→ Task prompt
Tally every line featuring "calidad", then give that tally alone.

Extracted data entries:
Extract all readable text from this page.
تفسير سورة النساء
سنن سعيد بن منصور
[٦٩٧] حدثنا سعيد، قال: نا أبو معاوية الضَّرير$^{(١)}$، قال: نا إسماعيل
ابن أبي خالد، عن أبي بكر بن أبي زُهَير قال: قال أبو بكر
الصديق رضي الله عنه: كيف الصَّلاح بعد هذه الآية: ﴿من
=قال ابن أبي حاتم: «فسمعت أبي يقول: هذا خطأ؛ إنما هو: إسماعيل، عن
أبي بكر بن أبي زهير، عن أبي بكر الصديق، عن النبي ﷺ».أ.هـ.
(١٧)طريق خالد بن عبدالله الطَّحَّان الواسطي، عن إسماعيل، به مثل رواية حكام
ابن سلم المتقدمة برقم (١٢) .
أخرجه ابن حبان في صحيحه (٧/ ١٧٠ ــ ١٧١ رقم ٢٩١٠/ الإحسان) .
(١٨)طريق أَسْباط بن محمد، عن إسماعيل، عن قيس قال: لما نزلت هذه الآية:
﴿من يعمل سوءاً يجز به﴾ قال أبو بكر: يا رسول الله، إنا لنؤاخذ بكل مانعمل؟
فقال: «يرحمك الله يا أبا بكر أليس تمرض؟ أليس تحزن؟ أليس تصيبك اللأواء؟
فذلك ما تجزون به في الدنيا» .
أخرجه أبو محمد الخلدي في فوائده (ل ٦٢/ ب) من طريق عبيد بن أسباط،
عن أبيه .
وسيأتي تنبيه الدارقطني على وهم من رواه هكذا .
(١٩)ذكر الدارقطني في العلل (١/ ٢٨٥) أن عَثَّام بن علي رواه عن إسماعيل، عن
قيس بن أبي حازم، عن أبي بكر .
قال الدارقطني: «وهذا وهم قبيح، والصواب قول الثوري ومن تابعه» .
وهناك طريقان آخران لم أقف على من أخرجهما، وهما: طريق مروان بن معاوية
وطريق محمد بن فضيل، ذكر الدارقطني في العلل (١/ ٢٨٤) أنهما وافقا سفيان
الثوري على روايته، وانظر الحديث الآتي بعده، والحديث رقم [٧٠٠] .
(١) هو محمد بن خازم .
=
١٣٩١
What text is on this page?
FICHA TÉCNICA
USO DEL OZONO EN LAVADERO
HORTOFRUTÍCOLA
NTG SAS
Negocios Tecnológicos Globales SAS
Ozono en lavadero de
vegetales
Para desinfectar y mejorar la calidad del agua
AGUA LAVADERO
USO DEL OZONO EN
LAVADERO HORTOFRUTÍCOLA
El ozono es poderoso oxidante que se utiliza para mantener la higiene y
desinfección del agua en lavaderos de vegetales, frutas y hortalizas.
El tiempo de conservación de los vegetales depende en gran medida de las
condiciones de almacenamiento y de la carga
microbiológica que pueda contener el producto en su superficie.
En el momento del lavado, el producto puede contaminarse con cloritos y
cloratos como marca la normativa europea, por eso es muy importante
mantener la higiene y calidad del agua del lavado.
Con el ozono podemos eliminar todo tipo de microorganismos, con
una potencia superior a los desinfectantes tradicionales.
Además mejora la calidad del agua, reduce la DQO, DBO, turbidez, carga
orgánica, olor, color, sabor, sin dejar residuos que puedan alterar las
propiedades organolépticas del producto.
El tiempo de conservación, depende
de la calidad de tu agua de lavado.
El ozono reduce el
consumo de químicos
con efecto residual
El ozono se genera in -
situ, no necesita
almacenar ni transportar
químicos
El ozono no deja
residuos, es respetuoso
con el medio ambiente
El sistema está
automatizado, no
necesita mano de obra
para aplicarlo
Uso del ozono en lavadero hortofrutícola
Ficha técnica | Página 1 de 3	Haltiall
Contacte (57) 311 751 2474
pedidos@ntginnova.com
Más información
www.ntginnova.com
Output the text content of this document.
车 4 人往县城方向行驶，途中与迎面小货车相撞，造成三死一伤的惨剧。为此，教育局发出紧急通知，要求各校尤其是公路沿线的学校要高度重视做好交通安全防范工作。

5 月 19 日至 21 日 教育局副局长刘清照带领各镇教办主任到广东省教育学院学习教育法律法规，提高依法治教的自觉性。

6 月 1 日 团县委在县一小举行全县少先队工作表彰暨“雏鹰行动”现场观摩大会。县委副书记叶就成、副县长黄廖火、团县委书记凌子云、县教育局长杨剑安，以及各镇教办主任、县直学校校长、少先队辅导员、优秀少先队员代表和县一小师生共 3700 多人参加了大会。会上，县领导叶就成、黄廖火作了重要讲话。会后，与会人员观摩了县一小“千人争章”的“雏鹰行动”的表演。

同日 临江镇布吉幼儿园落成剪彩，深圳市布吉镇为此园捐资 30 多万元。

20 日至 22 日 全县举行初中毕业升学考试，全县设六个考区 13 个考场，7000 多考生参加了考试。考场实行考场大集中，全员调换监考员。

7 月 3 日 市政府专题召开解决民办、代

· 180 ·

→ Result of the task
4